Exercise task: Extract every line below, verbatim.

Task data:
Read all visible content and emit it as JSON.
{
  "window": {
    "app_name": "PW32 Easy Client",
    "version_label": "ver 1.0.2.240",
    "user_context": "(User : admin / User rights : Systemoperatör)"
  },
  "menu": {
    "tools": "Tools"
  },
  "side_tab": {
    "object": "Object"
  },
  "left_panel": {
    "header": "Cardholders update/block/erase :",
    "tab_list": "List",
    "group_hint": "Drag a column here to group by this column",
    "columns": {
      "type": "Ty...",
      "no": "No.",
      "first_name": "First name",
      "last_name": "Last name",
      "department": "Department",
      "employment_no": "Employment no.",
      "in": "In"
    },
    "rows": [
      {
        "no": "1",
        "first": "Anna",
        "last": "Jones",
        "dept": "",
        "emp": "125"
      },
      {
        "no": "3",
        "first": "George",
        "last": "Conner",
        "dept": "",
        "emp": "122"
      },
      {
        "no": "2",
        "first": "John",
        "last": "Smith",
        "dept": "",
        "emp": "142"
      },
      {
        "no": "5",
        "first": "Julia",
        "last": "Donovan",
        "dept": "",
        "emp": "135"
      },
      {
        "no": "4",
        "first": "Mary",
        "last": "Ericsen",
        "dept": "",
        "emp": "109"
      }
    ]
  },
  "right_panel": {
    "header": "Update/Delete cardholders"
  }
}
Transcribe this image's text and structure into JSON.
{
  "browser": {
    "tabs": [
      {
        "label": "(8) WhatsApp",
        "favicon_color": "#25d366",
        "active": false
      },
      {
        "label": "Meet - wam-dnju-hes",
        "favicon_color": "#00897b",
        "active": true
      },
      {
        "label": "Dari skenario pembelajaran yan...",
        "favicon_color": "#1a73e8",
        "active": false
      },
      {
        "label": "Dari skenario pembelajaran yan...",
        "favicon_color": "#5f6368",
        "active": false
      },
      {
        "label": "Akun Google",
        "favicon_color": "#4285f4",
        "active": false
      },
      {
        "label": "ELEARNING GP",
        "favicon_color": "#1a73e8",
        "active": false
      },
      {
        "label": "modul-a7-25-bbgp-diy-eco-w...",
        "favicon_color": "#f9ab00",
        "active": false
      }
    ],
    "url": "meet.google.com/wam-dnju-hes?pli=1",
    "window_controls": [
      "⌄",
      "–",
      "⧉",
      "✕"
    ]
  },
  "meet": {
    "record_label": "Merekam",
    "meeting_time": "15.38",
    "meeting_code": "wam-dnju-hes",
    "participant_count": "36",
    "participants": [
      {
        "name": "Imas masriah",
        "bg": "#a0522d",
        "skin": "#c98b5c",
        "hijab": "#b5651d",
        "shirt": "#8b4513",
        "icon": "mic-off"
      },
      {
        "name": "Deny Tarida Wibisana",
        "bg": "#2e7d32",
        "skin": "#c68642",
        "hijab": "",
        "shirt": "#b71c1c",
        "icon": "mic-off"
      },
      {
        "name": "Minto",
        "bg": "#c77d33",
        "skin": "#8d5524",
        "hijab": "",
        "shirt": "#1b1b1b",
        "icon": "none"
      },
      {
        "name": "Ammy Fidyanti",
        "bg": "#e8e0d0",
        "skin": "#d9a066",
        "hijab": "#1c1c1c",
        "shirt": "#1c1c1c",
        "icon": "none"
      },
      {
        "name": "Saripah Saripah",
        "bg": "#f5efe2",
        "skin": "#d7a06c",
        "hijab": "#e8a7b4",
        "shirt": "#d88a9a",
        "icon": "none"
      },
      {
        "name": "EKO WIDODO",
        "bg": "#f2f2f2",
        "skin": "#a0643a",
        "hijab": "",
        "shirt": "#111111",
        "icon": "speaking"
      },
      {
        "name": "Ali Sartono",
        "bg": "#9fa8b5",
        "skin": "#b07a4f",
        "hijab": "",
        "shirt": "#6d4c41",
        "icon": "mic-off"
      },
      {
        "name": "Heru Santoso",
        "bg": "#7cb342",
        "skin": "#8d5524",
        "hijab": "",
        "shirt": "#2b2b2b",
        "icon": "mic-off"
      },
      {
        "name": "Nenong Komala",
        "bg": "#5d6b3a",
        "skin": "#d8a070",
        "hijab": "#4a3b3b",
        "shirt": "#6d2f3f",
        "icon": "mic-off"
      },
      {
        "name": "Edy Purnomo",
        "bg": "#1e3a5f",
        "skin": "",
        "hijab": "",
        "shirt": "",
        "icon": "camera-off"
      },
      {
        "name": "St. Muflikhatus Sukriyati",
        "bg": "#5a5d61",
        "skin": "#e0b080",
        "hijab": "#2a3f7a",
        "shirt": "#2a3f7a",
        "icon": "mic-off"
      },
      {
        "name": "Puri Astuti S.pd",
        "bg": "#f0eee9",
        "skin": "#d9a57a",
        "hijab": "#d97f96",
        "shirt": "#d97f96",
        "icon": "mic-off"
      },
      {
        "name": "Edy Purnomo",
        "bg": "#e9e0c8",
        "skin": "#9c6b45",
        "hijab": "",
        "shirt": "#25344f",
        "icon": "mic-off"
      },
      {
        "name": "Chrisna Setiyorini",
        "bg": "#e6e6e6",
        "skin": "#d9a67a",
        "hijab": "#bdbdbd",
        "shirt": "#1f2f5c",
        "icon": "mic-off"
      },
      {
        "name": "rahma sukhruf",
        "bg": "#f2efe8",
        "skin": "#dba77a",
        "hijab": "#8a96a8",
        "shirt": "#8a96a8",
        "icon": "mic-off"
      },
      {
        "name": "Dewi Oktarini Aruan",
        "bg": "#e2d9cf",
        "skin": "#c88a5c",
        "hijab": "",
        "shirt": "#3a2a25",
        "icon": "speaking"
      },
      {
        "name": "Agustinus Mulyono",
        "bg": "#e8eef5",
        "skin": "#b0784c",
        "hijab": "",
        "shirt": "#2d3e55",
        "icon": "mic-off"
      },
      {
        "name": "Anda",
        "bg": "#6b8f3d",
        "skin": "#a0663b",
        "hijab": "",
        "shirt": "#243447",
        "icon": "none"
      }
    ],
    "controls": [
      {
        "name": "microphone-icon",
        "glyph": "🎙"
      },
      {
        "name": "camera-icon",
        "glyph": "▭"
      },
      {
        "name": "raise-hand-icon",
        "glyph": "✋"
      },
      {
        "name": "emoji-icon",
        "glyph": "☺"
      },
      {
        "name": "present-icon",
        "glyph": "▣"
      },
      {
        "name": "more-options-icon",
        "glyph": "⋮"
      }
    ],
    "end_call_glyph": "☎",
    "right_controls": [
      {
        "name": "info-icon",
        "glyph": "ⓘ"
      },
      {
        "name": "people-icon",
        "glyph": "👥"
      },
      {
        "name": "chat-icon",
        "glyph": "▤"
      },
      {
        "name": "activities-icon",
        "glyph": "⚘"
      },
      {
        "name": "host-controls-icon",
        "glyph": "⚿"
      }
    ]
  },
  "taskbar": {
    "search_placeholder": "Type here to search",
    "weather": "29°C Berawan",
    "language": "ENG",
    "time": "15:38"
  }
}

Solution:
Read all visible content and emit it as JSON.
{
  "window": {
    "app_name": "PW32 Easy Client",
    "version_label": "ver 1.0.2.240",
    "user_context": "(User : admin / User rights : Systemoperatör)"
  },
  "menu": {
    "tools": "Tools"
  },
  "side_tab": {
    "object": "Object"
  },
  "left_panel": {
    "header": "Cardholders update/block/erase :",
    "tab_list": "List",
    "group_hint": "Drag a column here to group by this column",
    "columns": {
      "type": "Ty...",
      "no": "No.",
      "first_name": "First name",
      "last_name": "Last name",
      "department": "Department",
      "employment_no": "Employment no.",
      "in": "In"
    },
    "rows": [
      {
        "no": "1",
        "first": "Anna",
        "last": "Jones",
        "dept": "",
        "emp": "125"
      },
      {
        "no": "3",
        "first": "George",
        "last": "Conner",
        "dept": "",
        "emp": "122"
      },
      {
        "no": "2",
        "first": "John",
        "last": "Smith",
        "dept": "",
        "emp": "142"
      },
      {
        "no": "5",
        "first": "Julia",
        "last": "Donovan",
        "dept": "",
        "emp": "135"
      },
      {
        "no": "4",
        "first": "Mary",
        "last": "Ericsen",
        "dept": "",
        "emp": "109"
      }
    ]
  },
  "right_panel": {
    "header": "Update/Delete cardholders"
  }
}
Transcribe this image's text and structure into JSON.
{
  "browser": {
    "tabs": [
      {
        "label": "(8) WhatsApp",
        "favicon_color": "#25d366",
        "active": false
      },
      {
        "label": "Meet - wam-dnju-hes",
        "favicon_color": "#00897b",
        "active": true
      },
      {
        "label": "Dari skenario pembelajaran yan...",
        "favicon_color": "#1a73e8",
        "active": false
      },
      {
        "label": "Dari skenario pembelajaran yan...",
        "favicon_color": "#5f6368",
        "active": false
      },
      {
        "label": "Akun Google",
        "favicon_color": "#4285f4",
        "active": false
      },
      {
        "label": "ELEARNING GP",
        "favicon_color": "#1a73e8",
        "active": false
      },
      {
        "label": "modul-a7-25-bbgp-diy-eco-w...",
        "favicon_color": "#f9ab00",
        "active": false
      }
    ],
    "url": "meet.google.com/wam-dnju-hes?pli=1",
    "window_controls": [
      "⌄",
      "–",
      "⧉",
      "✕"
    ]
  },
  "meet": {
    "record_label": "Merekam",
    "meeting_time": "15.38",
    "meeting_code": "wam-dnju-hes",
    "participant_count": "36",
    "participants": [
      {
        "name": "Imas masriah",
        "bg": "#a0522d",
        "skin": "#c98b5c",
        "hijab": "#b5651d",
        "shirt": "#8b4513",
        "icon": "mic-off"
      },
      {
        "name": "Deny Tarida Wibisana",
        "bg": "#2e7d32",
        "skin": "#c68642",
        "hijab": "",
        "shirt": "#b71c1c",
        "icon": "mic-off"
      },
      {
        "name": "Minto",
        "bg": "#c77d33",
        "skin": "#8d5524",
        "hijab": "",
        "shirt": "#1b1b1b",
        "icon": "none"
      },
      {
        "name": "Ammy Fidyanti",
        "bg": "#e8e0d0",
        "skin": "#d9a066",
        "hijab": "#1c1c1c",
        "shirt": "#1c1c1c",
        "icon": "none"
      },
      {
        "name": "Saripah Saripah",
        "bg": "#f5efe2",
        "skin": "#d7a06c",
        "hijab": "#e8a7b4",
        "shirt": "#d88a9a",
        "icon": "none"
      },
      {
        "name": "EKO WIDODO",
        "bg": "#f2f2f2",
        "skin": "#a0643a",
        "hijab": "",
        "shirt": "#111111",
        "icon": "speaking"
      },
      {
        "name": "Ali Sartono",
        "bg": "#9fa8b5",
        "skin": "#b07a4f",
        "hijab": "",
        "shirt": "#6d4c41",
        "icon": "mic-off"
      },
      {
        "name": "Heru Santoso",
        "bg": "#7cb342",
        "skin": "#8d5524",
        "hijab": "",
        "shirt": "#2b2b2b",
        "icon": "mic-off"
      },
      {
        "name": "Nenong Komala",
        "bg": "#5d6b3a",
        "skin": "#d8a070",
        "hijab": "#4a3b3b",
        "shirt": "#6d2f3f",
        "icon": "mic-off"
      },
      {
        "name": "Edy Purnomo",
        "bg": "#1e3a5f",
        "skin": "",
        "hijab": "",
        "shirt": "",
        "icon": "camera-off"
      },
      {
        "name": "St. Muflikhatus Sukriyati",
        "bg": "#5a5d61",
        "skin": "#e0b080",
        "hijab": "#2a3f7a",
        "shirt": "#2a3f7a",
        "icon": "mic-off"
      },
      {
        "name": "Puri Astuti S.pd",
        "bg": "#f0eee9",
        "skin": "#d9a57a",
        "hijab": "#d97f96",
        "shirt": "#d97f96",
        "icon": "mic-off"
      },
      {
        "name": "Edy Purnomo",
        "bg": "#e9e0c8",
        "skin": "#9c6b45",
        "hijab": "",
        "shirt": "#25344f",
        "icon": "mic-off"
      },
      {
        "name": "Chrisna Setiyorini",
        "bg": "#e6e6e6",
        "skin": "#d9a67a",
        "hijab": "#bdbdbd",
        "shirt": "#1f2f5c",
        "icon": "mic-off"
      },
      {
        "name": "rahma sukhruf",
        "bg": "#f2efe8",
        "skin": "#dba77a",
        "hijab": "#8a96a8",
        "shirt": "#8a96a8",
        "icon": "mic-off"
      },
      {
        "name": "Dewi Oktarini Aruan",
        "bg": "#e2d9cf",
        "skin": "#c88a5c",
        "hijab": "",
        "shirt": "#3a2a25",
        "icon": "speaking"
      },
      {
        "name": "Agustinus Mulyono",
        "bg": "#e8eef5",
        "skin": "#b0784c",
        "hijab": "",
        "shirt": "#2d3e55",
        "icon": "mic-off"
      },
      {
        "name": "Anda",
        "bg": "#6b8f3d",
        "skin": "#a0663b",
        "hijab": "",
        "shirt": "#243447",
        "icon": "none"
      }
    ],
    "controls": [
      {
        "name": "microphone-icon",
        "glyph": "🎙"
      },
      {
        "name": "camera-icon",
        "glyph": "▭"
      },
      {
        "name": "raise-hand-icon",
        "glyph": "✋"
      },
      {
        "name": "emoji-icon",
        "glyph": "☺"
      },
      {
        "name": "present-icon",
        "glyph": "▣"
      },
      {
        "name": "more-options-icon",
        "glyph": "⋮"
      }
    ],
    "end_call_glyph": "☎",
    "right_controls": [
      {
        "name": "info-icon",
        "glyph": "ⓘ"
      },
      {
        "name": "people-icon",
        "glyph": "👥"
      },
      {
        "name": "chat-icon",
        "glyph": "▤"
      },
      {
        "name": "activities-icon",
        "glyph": "⚘"
      },
      {
        "name": "host-controls-icon",
        "glyph": "⚿"
      }
    ]
  },
  "taskbar": {
    "search_placeholder": "Type here to search",
    "weather": "29°C Berawan",
    "language": "ENG",
    "time": "15:38"
  }
}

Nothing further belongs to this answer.